■ Extracted entries
* BEGIN *
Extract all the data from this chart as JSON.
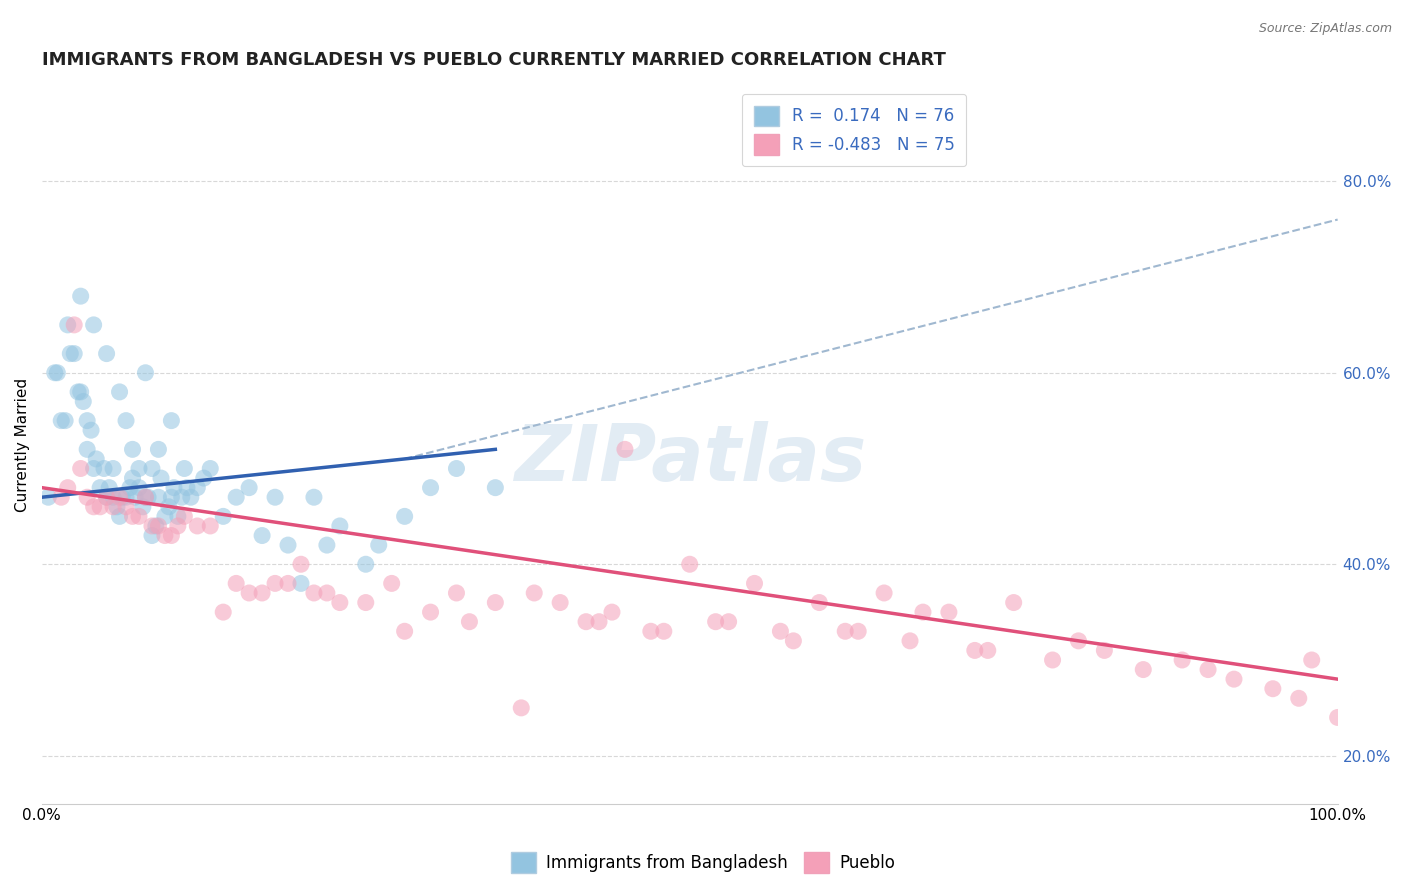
{
  "title": "IMMIGRANTS FROM BANGLADESH VS PUEBLO CURRENTLY MARRIED CORRELATION CHART",
  "source": "Source: ZipAtlas.com",
  "ylabel": "Currently Married",
  "legend_label1": "Immigrants from Bangladesh",
  "legend_label2": "Pueblo",
  "r1": 0.174,
  "n1": 76,
  "r2": -0.483,
  "n2": 75,
  "color_blue": "#93c4e0",
  "color_pink": "#f4a0b8",
  "color_blue_line": "#3060b0",
  "color_pink_line": "#e0507a",
  "color_grey_dashed": "#a0b8d0",
  "watermark": "ZIPatlas",
  "blue_points_x": [
    0.5,
    1.0,
    1.5,
    2.0,
    2.5,
    3.0,
    3.0,
    3.5,
    3.5,
    4.0,
    4.0,
    4.5,
    5.0,
    5.0,
    5.5,
    5.5,
    6.0,
    6.0,
    6.5,
    6.5,
    7.0,
    7.0,
    7.5,
    7.5,
    8.0,
    8.0,
    8.5,
    8.5,
    9.0,
    9.0,
    9.5,
    10.0,
    10.0,
    10.5,
    11.0,
    11.5,
    12.0,
    13.0,
    14.0,
    15.0,
    16.0,
    17.0,
    18.0,
    20.0,
    22.0,
    25.0,
    28.0,
    30.0,
    1.2,
    1.8,
    2.2,
    2.8,
    3.2,
    3.8,
    4.2,
    4.8,
    5.2,
    5.8,
    6.2,
    6.8,
    7.2,
    7.8,
    8.2,
    8.8,
    9.2,
    9.8,
    10.2,
    10.8,
    11.2,
    12.5,
    19.0,
    21.0,
    23.0,
    26.0,
    32.0,
    35.0
  ],
  "blue_points_y": [
    47,
    60,
    55,
    65,
    62,
    58,
    68,
    55,
    52,
    50,
    65,
    48,
    47,
    62,
    50,
    47,
    45,
    58,
    47,
    55,
    49,
    52,
    48,
    50,
    47,
    60,
    43,
    50,
    47,
    52,
    45,
    47,
    55,
    45,
    50,
    47,
    48,
    50,
    45,
    47,
    48,
    43,
    47,
    38,
    42,
    40,
    45,
    48,
    60,
    55,
    62,
    58,
    57,
    54,
    51,
    50,
    48,
    46,
    47,
    48,
    47,
    46,
    47,
    44,
    49,
    46,
    48,
    47,
    48,
    49,
    42,
    47,
    44,
    42,
    50,
    48
  ],
  "pink_points_x": [
    1.5,
    2.0,
    2.5,
    3.0,
    4.0,
    5.0,
    5.5,
    6.0,
    7.0,
    8.0,
    9.0,
    10.0,
    11.0,
    12.0,
    14.0,
    15.0,
    16.0,
    18.0,
    20.0,
    22.0,
    25.0,
    27.0,
    30.0,
    32.0,
    35.0,
    38.0,
    40.0,
    42.0,
    44.0,
    45.0,
    48.0,
    50.0,
    52.0,
    55.0,
    57.0,
    60.0,
    62.0,
    65.0,
    68.0,
    70.0,
    72.0,
    75.0,
    78.0,
    80.0,
    82.0,
    85.0,
    88.0,
    90.0,
    92.0,
    95.0,
    97.0,
    98.0,
    100.0,
    3.5,
    4.5,
    6.5,
    7.5,
    8.5,
    9.5,
    10.5,
    13.0,
    17.0,
    19.0,
    21.0,
    23.0,
    28.0,
    33.0,
    37.0,
    43.0,
    47.0,
    53.0,
    58.0,
    63.0,
    67.0,
    73.0
  ],
  "pink_points_y": [
    47,
    48,
    65,
    50,
    46,
    47,
    46,
    47,
    45,
    47,
    44,
    43,
    45,
    44,
    35,
    38,
    37,
    38,
    40,
    37,
    36,
    38,
    35,
    37,
    36,
    37,
    36,
    34,
    35,
    52,
    33,
    40,
    34,
    38,
    33,
    36,
    33,
    37,
    35,
    35,
    31,
    36,
    30,
    32,
    31,
    29,
    30,
    29,
    28,
    27,
    26,
    30,
    24,
    47,
    46,
    46,
    45,
    44,
    43,
    44,
    44,
    37,
    38,
    37,
    36,
    33,
    34,
    25,
    34,
    33,
    34,
    32,
    33,
    32,
    31
  ],
  "xlim": [
    0,
    100
  ],
  "ylim": [
    15,
    90
  ],
  "ytick_labels_right": [
    "20.0%",
    "40.0%",
    "60.0%",
    "80.0%"
  ],
  "ytick_vals": [
    20,
    40,
    60,
    80
  ],
  "xtick_vals": [
    0,
    100
  ],
  "xtick_labels": [
    "0.0%",
    "100.0%"
  ],
  "grid_color": "#d8d8d8",
  "grid_style": "--",
  "background_color": "#ffffff",
  "title_fontsize": 13,
  "axis_label_fontsize": 11,
  "tick_fontsize": 11,
  "legend_fontsize": 12,
  "blue_line_x0": 0,
  "blue_line_y0": 47,
  "blue_line_x1": 35,
  "blue_line_y1": 52,
  "pink_line_x0": 0,
  "pink_line_y0": 48,
  "pink_line_x1": 100,
  "pink_line_y1": 28,
  "grey_line_x0": 28,
  "grey_line_y0": 51,
  "grey_line_x1": 100,
  "grey_line_y1": 76
}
* END *
Print every entry exactly as written, without the pictures.

■ Problem solution
Extract all the data from this chart as JSON.
{
  "title": "IMMIGRANTS FROM BANGLADESH VS PUEBLO CURRENTLY MARRIED CORRELATION CHART",
  "source": "Source: ZipAtlas.com",
  "ylabel": "Currently Married",
  "legend_label1": "Immigrants from Bangladesh",
  "legend_label2": "Pueblo",
  "r1": 0.174,
  "n1": 76,
  "r2": -0.483,
  "n2": 75,
  "color_blue": "#93c4e0",
  "color_pink": "#f4a0b8",
  "color_blue_line": "#3060b0",
  "color_pink_line": "#e0507a",
  "color_grey_dashed": "#a0b8d0",
  "watermark": "ZIPatlas",
  "blue_points_x": [
    0.5,
    1.0,
    1.5,
    2.0,
    2.5,
    3.0,
    3.0,
    3.5,
    3.5,
    4.0,
    4.0,
    4.5,
    5.0,
    5.0,
    5.5,
    5.5,
    6.0,
    6.0,
    6.5,
    6.5,
    7.0,
    7.0,
    7.5,
    7.5,
    8.0,
    8.0,
    8.5,
    8.5,
    9.0,
    9.0,
    9.5,
    10.0,
    10.0,
    10.5,
    11.0,
    11.5,
    12.0,
    13.0,
    14.0,
    15.0,
    16.0,
    17.0,
    18.0,
    20.0,
    22.0,
    25.0,
    28.0,
    30.0,
    1.2,
    1.8,
    2.2,
    2.8,
    3.2,
    3.8,
    4.2,
    4.8,
    5.2,
    5.8,
    6.2,
    6.8,
    7.2,
    7.8,
    8.2,
    8.8,
    9.2,
    9.8,
    10.2,
    10.8,
    11.2,
    12.5,
    19.0,
    21.0,
    23.0,
    26.0,
    32.0,
    35.0
  ],
  "blue_points_y": [
    47,
    60,
    55,
    65,
    62,
    58,
    68,
    55,
    52,
    50,
    65,
    48,
    47,
    62,
    50,
    47,
    45,
    58,
    47,
    55,
    49,
    52,
    48,
    50,
    47,
    60,
    43,
    50,
    47,
    52,
    45,
    47,
    55,
    45,
    50,
    47,
    48,
    50,
    45,
    47,
    48,
    43,
    47,
    38,
    42,
    40,
    45,
    48,
    60,
    55,
    62,
    58,
    57,
    54,
    51,
    50,
    48,
    46,
    47,
    48,
    47,
    46,
    47,
    44,
    49,
    46,
    48,
    47,
    48,
    49,
    42,
    47,
    44,
    42,
    50,
    48
  ],
  "pink_points_x": [
    1.5,
    2.0,
    2.5,
    3.0,
    4.0,
    5.0,
    5.5,
    6.0,
    7.0,
    8.0,
    9.0,
    10.0,
    11.0,
    12.0,
    14.0,
    15.0,
    16.0,
    18.0,
    20.0,
    22.0,
    25.0,
    27.0,
    30.0,
    32.0,
    35.0,
    38.0,
    40.0,
    42.0,
    44.0,
    45.0,
    48.0,
    50.0,
    52.0,
    55.0,
    57.0,
    60.0,
    62.0,
    65.0,
    68.0,
    70.0,
    72.0,
    75.0,
    78.0,
    80.0,
    82.0,
    85.0,
    88.0,
    90.0,
    92.0,
    95.0,
    97.0,
    98.0,
    100.0,
    3.5,
    4.5,
    6.5,
    7.5,
    8.5,
    9.5,
    10.5,
    13.0,
    17.0,
    19.0,
    21.0,
    23.0,
    28.0,
    33.0,
    37.0,
    43.0,
    47.0,
    53.0,
    58.0,
    63.0,
    67.0,
    73.0
  ],
  "pink_points_y": [
    47,
    48,
    65,
    50,
    46,
    47,
    46,
    47,
    45,
    47,
    44,
    43,
    45,
    44,
    35,
    38,
    37,
    38,
    40,
    37,
    36,
    38,
    35,
    37,
    36,
    37,
    36,
    34,
    35,
    52,
    33,
    40,
    34,
    38,
    33,
    36,
    33,
    37,
    35,
    35,
    31,
    36,
    30,
    32,
    31,
    29,
    30,
    29,
    28,
    27,
    26,
    30,
    24,
    47,
    46,
    46,
    45,
    44,
    43,
    44,
    44,
    37,
    38,
    37,
    36,
    33,
    34,
    25,
    34,
    33,
    34,
    32,
    33,
    32,
    31
  ],
  "xlim": [
    0,
    100
  ],
  "ylim": [
    15,
    90
  ],
  "ytick_labels_right": [
    "20.0%",
    "40.0%",
    "60.0%",
    "80.0%"
  ],
  "ytick_vals": [
    20,
    40,
    60,
    80
  ],
  "xtick_vals": [
    0,
    100
  ],
  "xtick_labels": [
    "0.0%",
    "100.0%"
  ],
  "grid_color": "#d8d8d8",
  "grid_style": "--",
  "background_color": "#ffffff",
  "title_fontsize": 13,
  "axis_label_fontsize": 11,
  "tick_fontsize": 11,
  "legend_fontsize": 12,
  "blue_line_x0": 0,
  "blue_line_y0": 47,
  "blue_line_x1": 35,
  "blue_line_y1": 52,
  "pink_line_x0": 0,
  "pink_line_y0": 48,
  "pink_line_x1": 100,
  "pink_line_y1": 28,
  "grey_line_x0": 28,
  "grey_line_y0": 51,
  "grey_line_x1": 100,
  "grey_line_y1": 76
}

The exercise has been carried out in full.